REQUEST ▸
Each line of the material below that holds the word "JSON" needs to be copied.

DATA TO USE ▸
>> START
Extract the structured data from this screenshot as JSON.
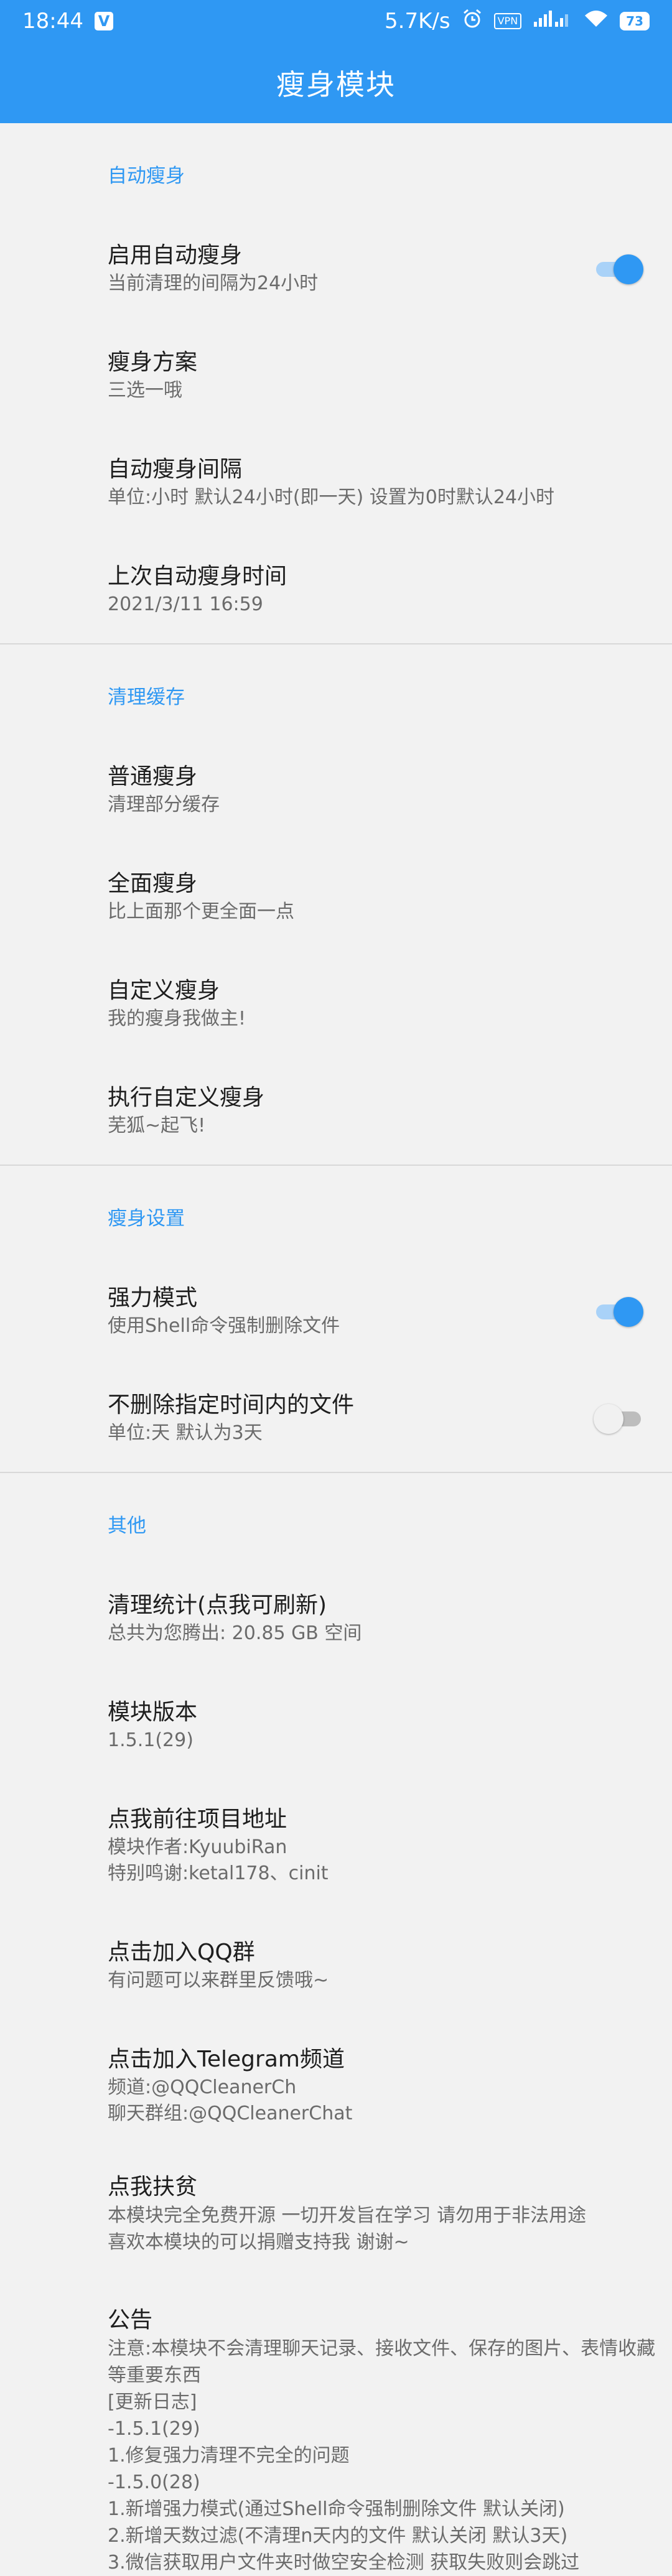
{
  "status_bar": {
    "time": "18:44",
    "app_icon_letter": "V",
    "net_speed": "5.7K/s",
    "alarm_icon": "alarm-icon",
    "vpn": "VPN",
    "signal_icon": "signal-icon",
    "wifi_icon": "wifi-icon",
    "battery": "73"
  },
  "app_bar": {
    "title": "瘦身模块"
  },
  "sections": {
    "auto": {
      "header": "自动瘦身",
      "enable": {
        "title": "启用自动瘦身",
        "summary": "当前清理的间隔为24小时",
        "on": true
      },
      "plan": {
        "title": "瘦身方案",
        "summary": "三选一哦"
      },
      "interval": {
        "title": "自动瘦身间隔",
        "summary": "单位:小时 默认24小时(即一天) 设置为0时默认24小时"
      },
      "last": {
        "title": "上次自动瘦身时间",
        "summary": "2021/3/11 16:59"
      }
    },
    "clean": {
      "header": "清理缓存",
      "normal": {
        "title": "普通瘦身",
        "summary": "清理部分缓存"
      },
      "full": {
        "title": "全面瘦身",
        "summary": "比上面那个更全面一点"
      },
      "custom": {
        "title": "自定义瘦身",
        "summary": "我的瘦身我做主!"
      },
      "run_custom": {
        "title": "执行自定义瘦身",
        "summary": "芜狐~起飞!"
      }
    },
    "settings": {
      "header": "瘦身设置",
      "force": {
        "title": "强力模式",
        "summary": "使用Shell命令强制删除文件",
        "on": true
      },
      "keep": {
        "title": "不删除指定时间内的文件",
        "summary": "单位:天 默认为3天",
        "on": false
      }
    },
    "other": {
      "header": "其他",
      "stats": {
        "title": "清理统计(点我可刷新)",
        "summary": "总共为您腾出: 20.85 GB 空间"
      },
      "version": {
        "title": "模块版本",
        "summary": "1.5.1(29)"
      },
      "project": {
        "title": "点我前往项目地址",
        "summary": "模块作者:KyuubiRan\n特别鸣谢:ketal178、cinit"
      },
      "qq": {
        "title": "点击加入QQ群",
        "summary": "有问题可以来群里反馈哦~"
      },
      "telegram": {
        "title": "点击加入Telegram频道",
        "summary": "频道:@QQCleanerCh\n聊天群组:@QQCleanerChat"
      },
      "donate": {
        "title": "点我扶贫",
        "summary": "本模块完全免费开源 一切开发旨在学习 请勿用于非法用途\n喜欢本模块的可以捐赠支持我 谢谢~"
      },
      "notice": {
        "title": "公告",
        "summary": "注意:本模块不会清理聊天记录、接收文件、保存的图片、表情收藏等重要东西\n[更新日志]\n-1.5.1(29)\n1.修复强力清理不完全的问题\n-1.5.0(28)\n1.新增强力模式(通过Shell命令强制删除文件 默认关闭)\n2.新增天数过滤(不清理n天内的文件 默认关闭 默认3天)\n3.微信获取用户文件夹时做空安全检测 获取失败则会跳过"
      }
    }
  }
}
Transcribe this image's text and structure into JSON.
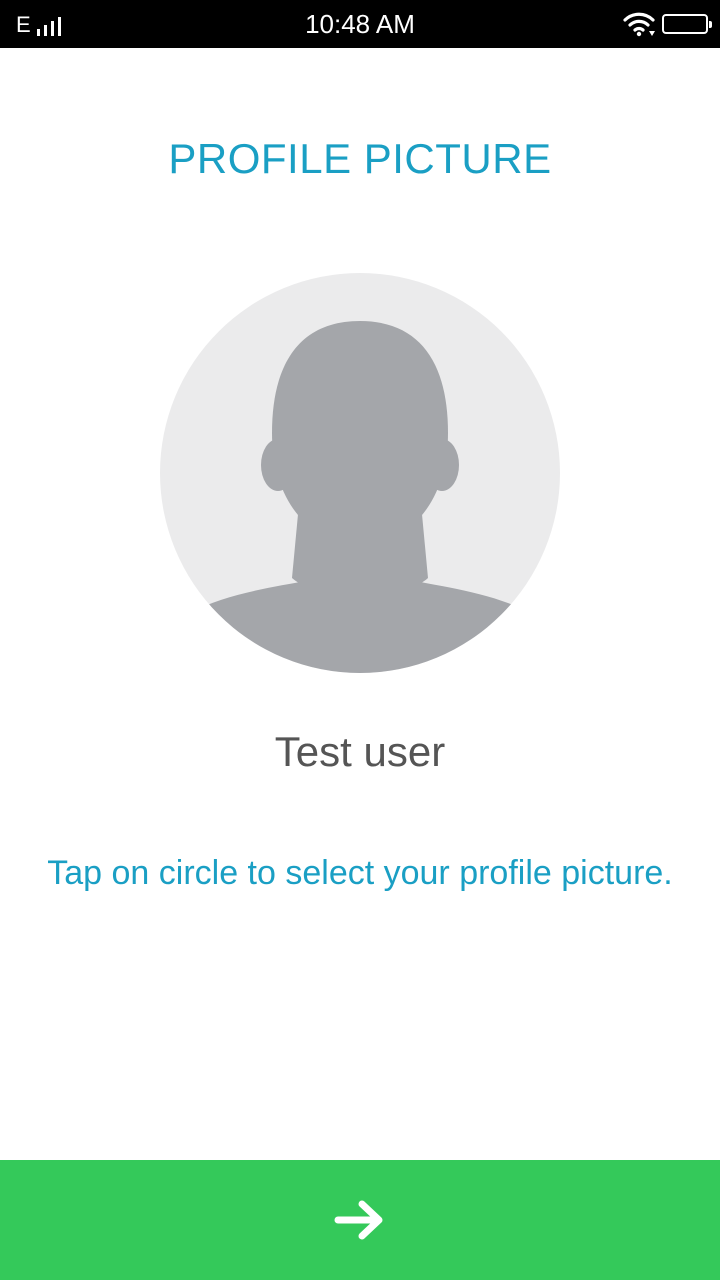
>> END
THE REPLY ▸
Extract the structured data from this screenshot as JSON.
Transcribe this image's text and structure into JSON.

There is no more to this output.